### Task instructions
Copy every line from the material below that holds "depan".
** start **
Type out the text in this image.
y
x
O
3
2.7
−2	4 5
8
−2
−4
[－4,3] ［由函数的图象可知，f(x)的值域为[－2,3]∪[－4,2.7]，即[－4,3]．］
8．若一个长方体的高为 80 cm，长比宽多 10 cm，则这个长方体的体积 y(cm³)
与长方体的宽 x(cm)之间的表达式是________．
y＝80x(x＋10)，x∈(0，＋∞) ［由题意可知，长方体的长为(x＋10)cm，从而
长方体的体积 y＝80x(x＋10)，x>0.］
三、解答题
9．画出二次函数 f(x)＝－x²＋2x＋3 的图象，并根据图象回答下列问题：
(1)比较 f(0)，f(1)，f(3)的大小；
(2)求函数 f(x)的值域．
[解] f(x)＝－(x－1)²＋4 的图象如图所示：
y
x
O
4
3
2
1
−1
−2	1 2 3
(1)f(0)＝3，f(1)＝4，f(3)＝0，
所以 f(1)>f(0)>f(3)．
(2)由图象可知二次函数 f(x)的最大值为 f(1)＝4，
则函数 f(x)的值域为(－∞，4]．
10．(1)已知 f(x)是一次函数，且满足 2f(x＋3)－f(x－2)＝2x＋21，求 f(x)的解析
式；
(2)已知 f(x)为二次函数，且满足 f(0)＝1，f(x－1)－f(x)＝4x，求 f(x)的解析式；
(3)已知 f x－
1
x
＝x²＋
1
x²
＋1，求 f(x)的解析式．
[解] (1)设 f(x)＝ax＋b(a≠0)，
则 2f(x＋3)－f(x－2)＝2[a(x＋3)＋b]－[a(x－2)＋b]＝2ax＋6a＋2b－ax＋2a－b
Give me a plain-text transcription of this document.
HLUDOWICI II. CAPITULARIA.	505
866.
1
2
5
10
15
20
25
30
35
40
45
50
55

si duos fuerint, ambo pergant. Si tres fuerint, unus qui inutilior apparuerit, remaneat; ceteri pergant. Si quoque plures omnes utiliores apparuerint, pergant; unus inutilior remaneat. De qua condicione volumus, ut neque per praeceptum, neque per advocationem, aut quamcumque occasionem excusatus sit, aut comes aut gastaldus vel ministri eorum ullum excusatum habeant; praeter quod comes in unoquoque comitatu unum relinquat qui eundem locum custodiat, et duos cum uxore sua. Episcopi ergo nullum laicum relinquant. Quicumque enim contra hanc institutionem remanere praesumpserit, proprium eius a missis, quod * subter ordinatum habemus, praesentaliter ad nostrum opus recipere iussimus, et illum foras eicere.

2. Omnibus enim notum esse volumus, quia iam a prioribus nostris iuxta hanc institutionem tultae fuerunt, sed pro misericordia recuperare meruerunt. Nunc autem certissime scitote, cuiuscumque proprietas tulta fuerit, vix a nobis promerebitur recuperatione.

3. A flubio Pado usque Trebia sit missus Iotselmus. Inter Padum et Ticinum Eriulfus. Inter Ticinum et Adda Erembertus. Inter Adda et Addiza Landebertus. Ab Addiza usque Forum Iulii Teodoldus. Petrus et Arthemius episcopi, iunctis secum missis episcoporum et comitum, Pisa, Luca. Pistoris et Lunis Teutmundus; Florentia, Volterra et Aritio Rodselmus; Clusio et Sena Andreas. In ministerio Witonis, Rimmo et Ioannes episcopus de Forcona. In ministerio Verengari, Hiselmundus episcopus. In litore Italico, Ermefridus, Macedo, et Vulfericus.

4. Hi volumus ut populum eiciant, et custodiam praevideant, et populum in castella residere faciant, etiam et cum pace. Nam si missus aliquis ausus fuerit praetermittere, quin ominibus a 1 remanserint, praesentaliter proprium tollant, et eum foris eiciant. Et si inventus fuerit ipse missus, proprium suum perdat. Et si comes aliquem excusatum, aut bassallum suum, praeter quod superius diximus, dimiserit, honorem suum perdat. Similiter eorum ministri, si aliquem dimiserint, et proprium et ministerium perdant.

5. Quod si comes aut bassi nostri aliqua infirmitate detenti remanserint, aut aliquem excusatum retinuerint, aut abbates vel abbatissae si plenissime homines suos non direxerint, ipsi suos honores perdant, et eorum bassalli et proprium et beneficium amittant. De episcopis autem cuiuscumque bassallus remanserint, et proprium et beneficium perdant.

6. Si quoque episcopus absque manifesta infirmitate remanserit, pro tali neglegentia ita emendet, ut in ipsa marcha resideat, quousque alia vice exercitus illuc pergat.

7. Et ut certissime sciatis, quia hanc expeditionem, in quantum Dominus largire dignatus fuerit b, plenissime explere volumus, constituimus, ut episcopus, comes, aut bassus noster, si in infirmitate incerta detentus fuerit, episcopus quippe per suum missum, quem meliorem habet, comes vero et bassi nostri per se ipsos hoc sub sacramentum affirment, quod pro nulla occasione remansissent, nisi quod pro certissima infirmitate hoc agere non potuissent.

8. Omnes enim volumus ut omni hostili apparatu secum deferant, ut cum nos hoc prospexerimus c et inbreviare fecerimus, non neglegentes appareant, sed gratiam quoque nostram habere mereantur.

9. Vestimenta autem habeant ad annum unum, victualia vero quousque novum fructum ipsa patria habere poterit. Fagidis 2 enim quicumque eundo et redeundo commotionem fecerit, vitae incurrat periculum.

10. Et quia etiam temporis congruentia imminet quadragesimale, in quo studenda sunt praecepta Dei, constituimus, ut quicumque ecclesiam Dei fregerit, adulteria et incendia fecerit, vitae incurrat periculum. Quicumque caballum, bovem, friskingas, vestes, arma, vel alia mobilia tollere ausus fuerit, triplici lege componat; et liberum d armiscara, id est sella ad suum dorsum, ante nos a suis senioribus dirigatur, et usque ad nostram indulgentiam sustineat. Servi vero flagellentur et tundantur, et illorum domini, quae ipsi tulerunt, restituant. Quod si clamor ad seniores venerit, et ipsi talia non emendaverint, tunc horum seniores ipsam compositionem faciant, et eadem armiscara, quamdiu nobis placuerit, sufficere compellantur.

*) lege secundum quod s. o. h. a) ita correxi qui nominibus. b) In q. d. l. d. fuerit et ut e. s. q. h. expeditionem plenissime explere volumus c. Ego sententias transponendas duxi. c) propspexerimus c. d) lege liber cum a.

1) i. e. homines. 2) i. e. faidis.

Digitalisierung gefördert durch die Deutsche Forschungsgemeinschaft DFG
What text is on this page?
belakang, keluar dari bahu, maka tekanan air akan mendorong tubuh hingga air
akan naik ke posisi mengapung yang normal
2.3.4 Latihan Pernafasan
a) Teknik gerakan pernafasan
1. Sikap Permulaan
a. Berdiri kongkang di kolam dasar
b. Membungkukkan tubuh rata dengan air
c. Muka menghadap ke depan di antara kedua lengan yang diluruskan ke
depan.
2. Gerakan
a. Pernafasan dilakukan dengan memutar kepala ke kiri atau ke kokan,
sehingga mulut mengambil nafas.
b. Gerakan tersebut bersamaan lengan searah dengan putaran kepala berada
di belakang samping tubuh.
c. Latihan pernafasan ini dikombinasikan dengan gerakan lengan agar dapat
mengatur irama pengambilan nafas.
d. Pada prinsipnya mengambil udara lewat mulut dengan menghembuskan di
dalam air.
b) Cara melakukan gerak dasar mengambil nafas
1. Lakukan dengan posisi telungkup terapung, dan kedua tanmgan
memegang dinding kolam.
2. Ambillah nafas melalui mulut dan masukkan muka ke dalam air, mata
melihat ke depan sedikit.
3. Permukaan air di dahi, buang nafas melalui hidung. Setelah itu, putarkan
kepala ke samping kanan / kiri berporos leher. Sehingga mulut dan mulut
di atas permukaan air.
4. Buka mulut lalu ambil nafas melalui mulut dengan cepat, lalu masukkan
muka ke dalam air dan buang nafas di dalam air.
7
** end **
### Output of the exercise
c. Muka menghadap ke depan di antara kedua lengan yang diluruskan ke
depan.
melihat ke depan sedikit.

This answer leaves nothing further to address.